Prompt 1
From the listing, copy out the lines starting with the one that contains "chrome-icon: [769, 863, 797, 890]" and going on through the one that contains "chevron-up-icon: [1219, 871, 1235, 881]", both included, with nothing changed.

* begin Passage shown *

The Israelite men (by most records men were those over age 20 and under age 60, those who were of fighting age) who left Egypt in the exodus numbered 600,000, not counting women and children. Whew!
We must take into account that not all the Israelites left Egypt. Some remained and others had already left previously and gone into Greece and North Africa. Three historical reference books that explain these departures: The Common Heritage of the Greeks and Hebrews, Common Background of Greek and Hebrew Civilizations, and Maps of the Ancient Sea Kings. Also there were other people who left with them who were not Israelites. They will later be known as "the rabble".
When the Lord instituted the Feast of Unleavened Bread, He said to do this as a remembrance of how He had brought them out of their bondage in Egypt. After Jesus' fulfillment of this feast day, we as Believers are to still remember, but instead of remembering that God brought the Israelites out of Egypt, we remember that Jesus redeems us from a life of bondage in sin. “This observance will be for you like a sign on your hand and a reminder on your forehead that the law of the Lord is to be on your lips”
A sign on our hand is what we do. A reminder on our forehead is what we think and remember. The law of the Lord should be in what we communicate to others by the way we live our lives.
How do we as Believers observe and honor our remembrance of what God has done for us? Do we treasure and protect and honor His Holy Days?

* end Passage shown *
* begin Material shown *

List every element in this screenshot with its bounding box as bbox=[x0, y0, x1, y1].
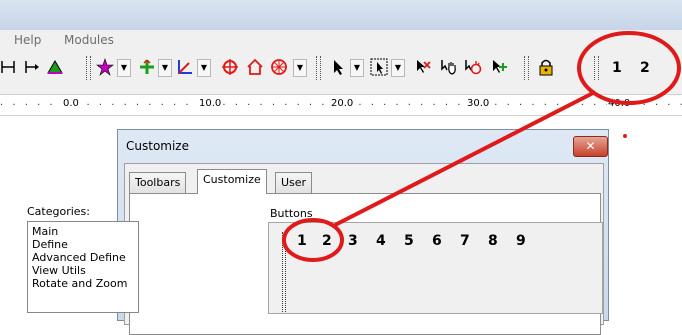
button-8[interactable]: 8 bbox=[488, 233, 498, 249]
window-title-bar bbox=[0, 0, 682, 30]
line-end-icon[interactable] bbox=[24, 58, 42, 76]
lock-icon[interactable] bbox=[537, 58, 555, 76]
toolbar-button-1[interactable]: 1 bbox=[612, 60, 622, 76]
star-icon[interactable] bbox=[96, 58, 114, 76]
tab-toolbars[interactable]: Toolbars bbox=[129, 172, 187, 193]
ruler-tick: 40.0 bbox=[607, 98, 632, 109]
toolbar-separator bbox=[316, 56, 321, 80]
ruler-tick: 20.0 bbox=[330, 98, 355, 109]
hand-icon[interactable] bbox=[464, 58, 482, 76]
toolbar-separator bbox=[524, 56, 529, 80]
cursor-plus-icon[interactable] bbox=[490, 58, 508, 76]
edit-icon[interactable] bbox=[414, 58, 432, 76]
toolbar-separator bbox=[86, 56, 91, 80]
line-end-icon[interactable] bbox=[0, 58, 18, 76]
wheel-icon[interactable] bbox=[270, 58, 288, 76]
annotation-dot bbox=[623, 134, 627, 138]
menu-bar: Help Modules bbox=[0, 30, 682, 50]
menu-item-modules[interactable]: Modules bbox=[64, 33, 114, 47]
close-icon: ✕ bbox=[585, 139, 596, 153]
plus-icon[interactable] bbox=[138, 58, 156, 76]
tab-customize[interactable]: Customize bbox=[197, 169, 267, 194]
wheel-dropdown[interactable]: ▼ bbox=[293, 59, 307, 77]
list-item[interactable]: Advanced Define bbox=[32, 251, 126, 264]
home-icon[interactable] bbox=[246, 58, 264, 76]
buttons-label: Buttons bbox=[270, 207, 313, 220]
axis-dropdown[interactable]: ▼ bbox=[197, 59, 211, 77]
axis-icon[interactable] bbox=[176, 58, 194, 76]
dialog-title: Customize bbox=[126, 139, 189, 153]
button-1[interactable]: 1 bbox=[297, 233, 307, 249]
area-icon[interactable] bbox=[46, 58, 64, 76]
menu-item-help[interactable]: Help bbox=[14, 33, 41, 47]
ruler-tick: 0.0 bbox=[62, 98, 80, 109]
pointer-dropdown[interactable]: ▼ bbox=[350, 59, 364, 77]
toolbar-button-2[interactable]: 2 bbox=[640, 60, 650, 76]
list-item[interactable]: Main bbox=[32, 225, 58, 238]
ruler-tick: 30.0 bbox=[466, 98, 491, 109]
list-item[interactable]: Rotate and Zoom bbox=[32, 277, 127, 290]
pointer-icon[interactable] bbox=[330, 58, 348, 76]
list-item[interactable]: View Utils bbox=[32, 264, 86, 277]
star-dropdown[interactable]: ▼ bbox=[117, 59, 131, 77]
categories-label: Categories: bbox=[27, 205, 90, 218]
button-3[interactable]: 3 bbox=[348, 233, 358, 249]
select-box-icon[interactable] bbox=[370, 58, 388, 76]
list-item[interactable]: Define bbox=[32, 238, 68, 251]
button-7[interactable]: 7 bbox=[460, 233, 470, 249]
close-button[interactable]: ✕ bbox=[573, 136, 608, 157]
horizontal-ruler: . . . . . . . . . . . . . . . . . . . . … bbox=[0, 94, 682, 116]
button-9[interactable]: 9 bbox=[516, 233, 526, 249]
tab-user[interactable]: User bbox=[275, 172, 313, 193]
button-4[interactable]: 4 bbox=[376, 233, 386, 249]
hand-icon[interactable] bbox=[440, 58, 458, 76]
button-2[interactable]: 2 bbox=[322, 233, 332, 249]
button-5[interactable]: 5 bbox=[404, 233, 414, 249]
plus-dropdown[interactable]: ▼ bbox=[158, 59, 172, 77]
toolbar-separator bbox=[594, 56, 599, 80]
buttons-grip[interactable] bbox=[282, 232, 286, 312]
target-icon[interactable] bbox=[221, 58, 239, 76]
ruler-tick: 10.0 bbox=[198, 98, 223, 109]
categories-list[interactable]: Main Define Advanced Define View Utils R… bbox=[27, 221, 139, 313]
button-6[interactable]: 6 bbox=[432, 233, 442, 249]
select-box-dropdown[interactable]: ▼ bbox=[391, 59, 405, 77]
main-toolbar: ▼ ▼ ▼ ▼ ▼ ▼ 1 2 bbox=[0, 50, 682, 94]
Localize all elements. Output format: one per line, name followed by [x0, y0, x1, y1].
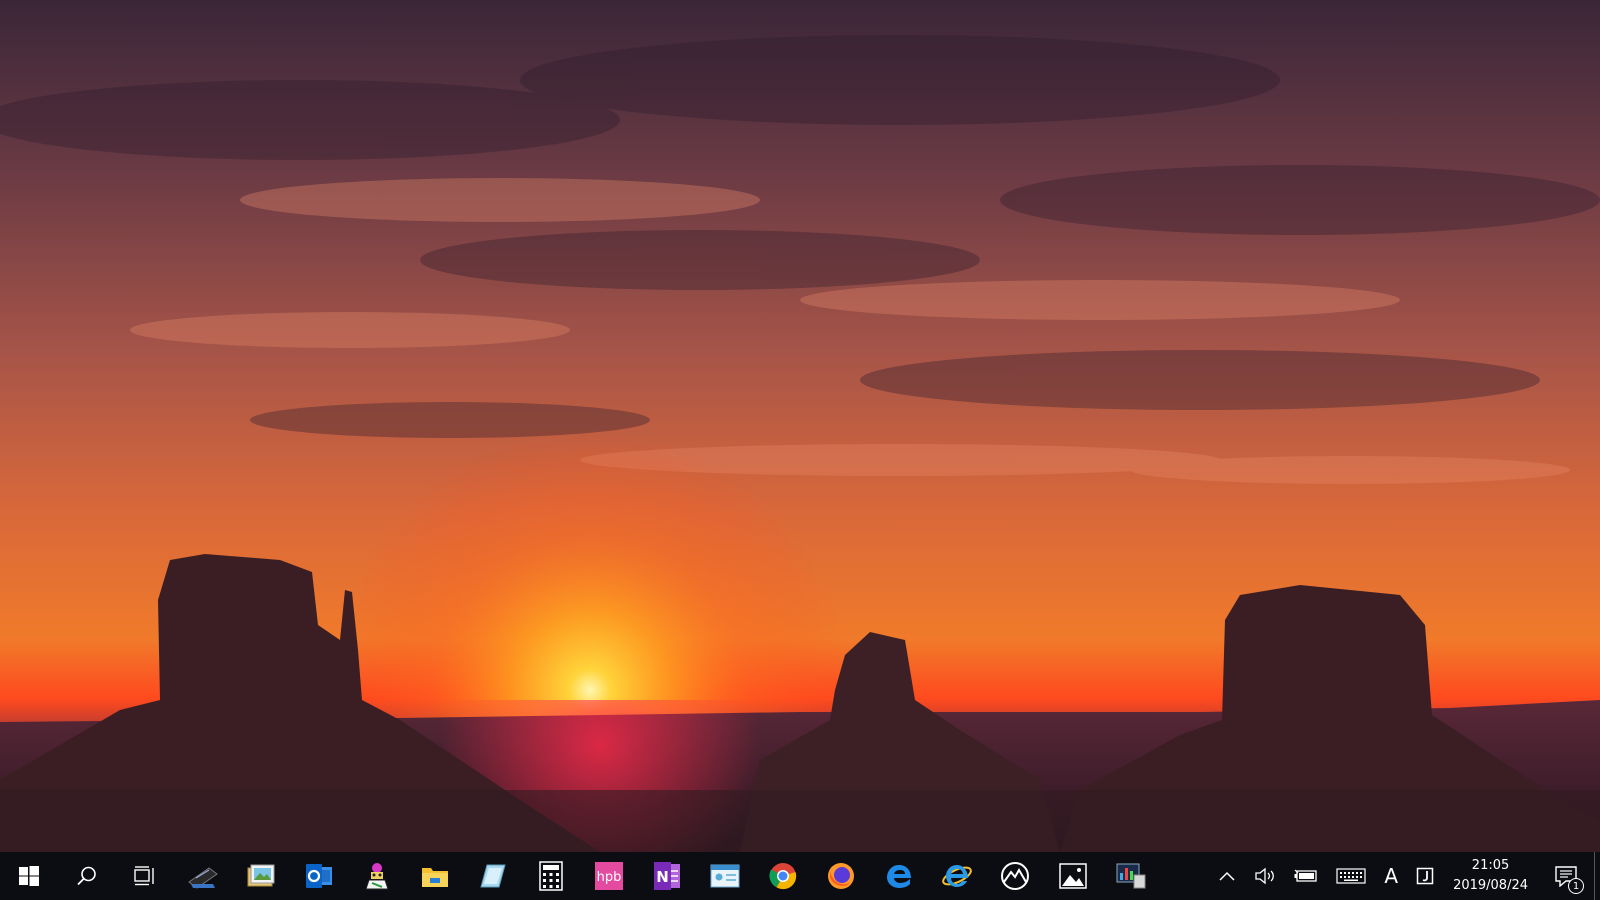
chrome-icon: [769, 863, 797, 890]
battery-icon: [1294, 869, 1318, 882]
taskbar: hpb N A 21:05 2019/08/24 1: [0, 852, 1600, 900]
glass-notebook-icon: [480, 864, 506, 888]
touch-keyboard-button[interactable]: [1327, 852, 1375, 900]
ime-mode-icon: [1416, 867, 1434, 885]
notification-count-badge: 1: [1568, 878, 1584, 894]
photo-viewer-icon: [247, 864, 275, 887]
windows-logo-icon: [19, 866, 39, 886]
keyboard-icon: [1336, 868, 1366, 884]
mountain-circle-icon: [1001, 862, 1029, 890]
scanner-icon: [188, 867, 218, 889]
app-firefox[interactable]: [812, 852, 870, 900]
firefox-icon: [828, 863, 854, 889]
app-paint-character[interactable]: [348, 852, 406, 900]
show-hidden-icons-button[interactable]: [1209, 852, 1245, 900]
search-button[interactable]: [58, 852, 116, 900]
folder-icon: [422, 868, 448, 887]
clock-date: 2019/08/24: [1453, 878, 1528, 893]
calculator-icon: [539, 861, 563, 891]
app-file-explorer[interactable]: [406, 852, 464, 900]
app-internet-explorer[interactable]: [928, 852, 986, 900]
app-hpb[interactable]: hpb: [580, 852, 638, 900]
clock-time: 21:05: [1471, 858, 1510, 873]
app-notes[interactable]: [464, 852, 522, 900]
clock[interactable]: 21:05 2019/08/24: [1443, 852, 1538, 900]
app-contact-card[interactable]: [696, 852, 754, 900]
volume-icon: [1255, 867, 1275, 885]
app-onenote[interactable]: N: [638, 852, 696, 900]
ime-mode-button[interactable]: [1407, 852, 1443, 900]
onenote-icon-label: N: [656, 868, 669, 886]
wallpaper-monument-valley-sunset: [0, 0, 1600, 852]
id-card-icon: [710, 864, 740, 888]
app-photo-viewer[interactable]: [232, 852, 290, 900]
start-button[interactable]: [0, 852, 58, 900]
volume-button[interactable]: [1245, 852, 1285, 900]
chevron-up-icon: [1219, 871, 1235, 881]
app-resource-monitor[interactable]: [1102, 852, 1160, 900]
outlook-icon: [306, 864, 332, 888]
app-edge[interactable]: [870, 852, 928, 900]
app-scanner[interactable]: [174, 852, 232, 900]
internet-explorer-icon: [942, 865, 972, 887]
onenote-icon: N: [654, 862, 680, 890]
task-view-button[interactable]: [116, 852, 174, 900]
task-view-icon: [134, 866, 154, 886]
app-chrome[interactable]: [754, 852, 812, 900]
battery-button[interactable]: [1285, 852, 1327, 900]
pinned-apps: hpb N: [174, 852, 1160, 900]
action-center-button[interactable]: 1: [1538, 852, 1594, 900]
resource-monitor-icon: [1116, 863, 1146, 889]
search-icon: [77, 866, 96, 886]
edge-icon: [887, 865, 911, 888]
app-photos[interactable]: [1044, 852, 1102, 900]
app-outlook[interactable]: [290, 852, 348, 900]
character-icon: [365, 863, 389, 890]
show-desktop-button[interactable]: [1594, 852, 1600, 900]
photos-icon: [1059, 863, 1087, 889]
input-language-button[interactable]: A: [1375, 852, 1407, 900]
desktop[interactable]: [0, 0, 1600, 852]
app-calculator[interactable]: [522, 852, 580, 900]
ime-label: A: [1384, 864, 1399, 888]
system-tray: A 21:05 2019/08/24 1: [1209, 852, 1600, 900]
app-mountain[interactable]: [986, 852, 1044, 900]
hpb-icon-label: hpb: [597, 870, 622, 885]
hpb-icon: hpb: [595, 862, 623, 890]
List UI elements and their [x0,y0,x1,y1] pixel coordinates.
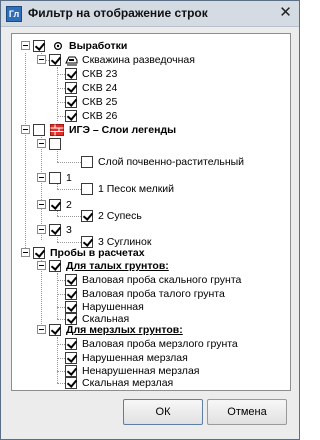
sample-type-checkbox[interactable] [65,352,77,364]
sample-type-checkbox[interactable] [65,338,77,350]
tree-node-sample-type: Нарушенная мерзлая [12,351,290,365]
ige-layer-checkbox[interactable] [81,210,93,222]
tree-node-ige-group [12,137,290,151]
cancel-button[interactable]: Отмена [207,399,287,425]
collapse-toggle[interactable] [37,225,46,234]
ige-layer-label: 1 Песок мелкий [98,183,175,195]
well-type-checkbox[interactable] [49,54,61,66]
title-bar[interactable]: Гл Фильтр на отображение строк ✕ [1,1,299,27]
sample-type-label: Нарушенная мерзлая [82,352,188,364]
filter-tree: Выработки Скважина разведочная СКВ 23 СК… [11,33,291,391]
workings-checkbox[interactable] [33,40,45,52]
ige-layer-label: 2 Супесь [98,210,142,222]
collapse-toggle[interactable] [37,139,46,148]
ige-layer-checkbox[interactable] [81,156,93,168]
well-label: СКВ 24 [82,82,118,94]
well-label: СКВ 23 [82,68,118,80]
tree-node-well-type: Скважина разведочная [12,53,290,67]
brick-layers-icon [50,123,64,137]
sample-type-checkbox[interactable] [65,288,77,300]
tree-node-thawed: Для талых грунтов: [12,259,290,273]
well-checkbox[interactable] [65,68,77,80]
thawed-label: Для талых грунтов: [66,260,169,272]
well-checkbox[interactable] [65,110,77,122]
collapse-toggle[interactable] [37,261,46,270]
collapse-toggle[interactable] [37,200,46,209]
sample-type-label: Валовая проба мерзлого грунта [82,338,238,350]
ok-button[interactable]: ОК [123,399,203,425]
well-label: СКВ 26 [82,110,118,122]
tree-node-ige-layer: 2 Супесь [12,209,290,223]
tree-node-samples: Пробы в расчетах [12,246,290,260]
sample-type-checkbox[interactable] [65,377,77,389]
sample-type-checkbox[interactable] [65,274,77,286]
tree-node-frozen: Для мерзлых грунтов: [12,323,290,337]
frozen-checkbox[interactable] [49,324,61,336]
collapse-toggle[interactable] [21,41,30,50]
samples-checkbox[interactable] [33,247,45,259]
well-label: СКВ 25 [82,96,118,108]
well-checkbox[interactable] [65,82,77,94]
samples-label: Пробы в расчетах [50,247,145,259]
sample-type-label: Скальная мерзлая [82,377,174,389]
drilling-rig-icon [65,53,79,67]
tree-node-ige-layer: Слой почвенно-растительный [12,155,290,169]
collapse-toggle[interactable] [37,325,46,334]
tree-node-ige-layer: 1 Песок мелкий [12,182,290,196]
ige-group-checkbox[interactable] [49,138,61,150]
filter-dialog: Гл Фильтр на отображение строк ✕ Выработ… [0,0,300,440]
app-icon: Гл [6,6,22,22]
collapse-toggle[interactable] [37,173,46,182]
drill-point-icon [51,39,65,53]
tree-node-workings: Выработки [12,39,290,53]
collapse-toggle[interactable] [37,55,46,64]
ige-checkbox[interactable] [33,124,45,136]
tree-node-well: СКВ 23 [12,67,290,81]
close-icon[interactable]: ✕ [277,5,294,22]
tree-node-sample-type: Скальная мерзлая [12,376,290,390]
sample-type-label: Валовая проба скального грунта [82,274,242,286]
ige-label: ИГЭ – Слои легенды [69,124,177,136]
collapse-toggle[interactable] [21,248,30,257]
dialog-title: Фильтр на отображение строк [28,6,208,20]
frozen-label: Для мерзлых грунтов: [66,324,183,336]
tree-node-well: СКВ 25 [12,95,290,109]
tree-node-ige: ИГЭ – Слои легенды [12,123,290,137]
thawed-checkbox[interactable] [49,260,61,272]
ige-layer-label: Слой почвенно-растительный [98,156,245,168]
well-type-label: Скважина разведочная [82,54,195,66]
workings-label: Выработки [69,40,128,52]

* end Material shown *

Prompt 2
Pull out the passage about the Israelites leaving Egypt in full, word for word.

Exercise answer 1
chrome-icon: [769, 863, 797, 890]
battery-icon: [1294, 869, 1318, 882]
taskbar: hpb N A 21:05 2019/08/24 1: [0, 852, 1600, 900]
glass-notebook-icon: [480, 864, 506, 888]
touch-keyboard-button[interactable]: [1327, 852, 1375, 900]
ime-mode-icon: [1416, 867, 1434, 885]
notification-count-badge: 1: [1568, 878, 1584, 894]
photo-viewer-icon: [247, 864, 275, 887]
windows-logo-icon: [19, 866, 39, 886]
keyboard-icon: [1336, 868, 1366, 884]
mountain-circle-icon: [1001, 862, 1029, 890]
scanner-icon: [188, 867, 218, 889]
app-firefox[interactable]: [812, 852, 870, 900]
firefox-icon: [828, 863, 854, 889]
app-paint-character[interactable]: [348, 852, 406, 900]
show-hidden-icons-button[interactable]: [1209, 852, 1245, 900]
search-button[interactable]: [58, 852, 116, 900]
folder-icon: [422, 868, 448, 887]
clock-date: 2019/08/24: [1453, 878, 1528, 893]
calculator-icon: [539, 861, 563, 891]
app-file-explorer[interactable]: [406, 852, 464, 900]
app-internet-explorer[interactable]: [928, 852, 986, 900]
app-hpb[interactable]: hpb: [580, 852, 638, 900]
clock-time: 21:05: [1471, 858, 1510, 873]
app-notes[interactable]: [464, 852, 522, 900]
clock[interactable]: 21:05 2019/08/24: [1443, 852, 1538, 900]
app-contact-card[interactable]: [696, 852, 754, 900]
volume-icon: [1255, 867, 1275, 885]
app-onenote[interactable]: N: [638, 852, 696, 900]
ime-mode-button[interactable]: [1407, 852, 1443, 900]
onenote-icon-label: N: [656, 868, 669, 886]
wallpaper-monument-valley-sunset: [0, 0, 1600, 852]
id-card-icon: [710, 864, 740, 888]
app-photo-viewer[interactable]: [232, 852, 290, 900]
start-button[interactable]: [0, 852, 58, 900]
volume-button[interactable]: [1245, 852, 1285, 900]
chevron-up-icon: [1219, 871, 1235, 881]

Exercise answer 2
The Israelite men (by most records men were those over age 20 and under age 60, those who were of fighting age) who left Egypt in the exodus numbered 600,000, not counting women and children. Whew!
We must take into account that not all the Israelites left Egypt. Some remained and others had already left previously and gone into Greece and North Africa. Three historical reference books that explain these departures: The Common Heritage of the Greeks and Hebrews, Common Background of Greek and Hebrew Civilizations, and Maps of the Ancient Sea Kings. Also there were other people who left with them who were not Israelites. They will later be known as "the rabble".
When the Lord instituted the Feast of Unleavened Bread, He said to do this as a remembrance of how He had brought them out of their bondage in Egypt. After Jesus' fulfillment of this feast day, we as Believers are to still remember, but instead of remembering that God brought the Israelites out of Egypt, we remember that Jesus redeems us from a life of bondage in sin. “This observance will be for you like a sign on your hand and a reminder on your forehead that the law of the Lord is to be on your lips”
A sign on our hand is what we do. A reminder on our forehead is what we think and remember. The law of the Lord should be in what we communicate to others by the way we live our lives.
How do we as Believers observe and honor our remembrance of what God has done for us? Do we treasure and protect and honor His Holy Days?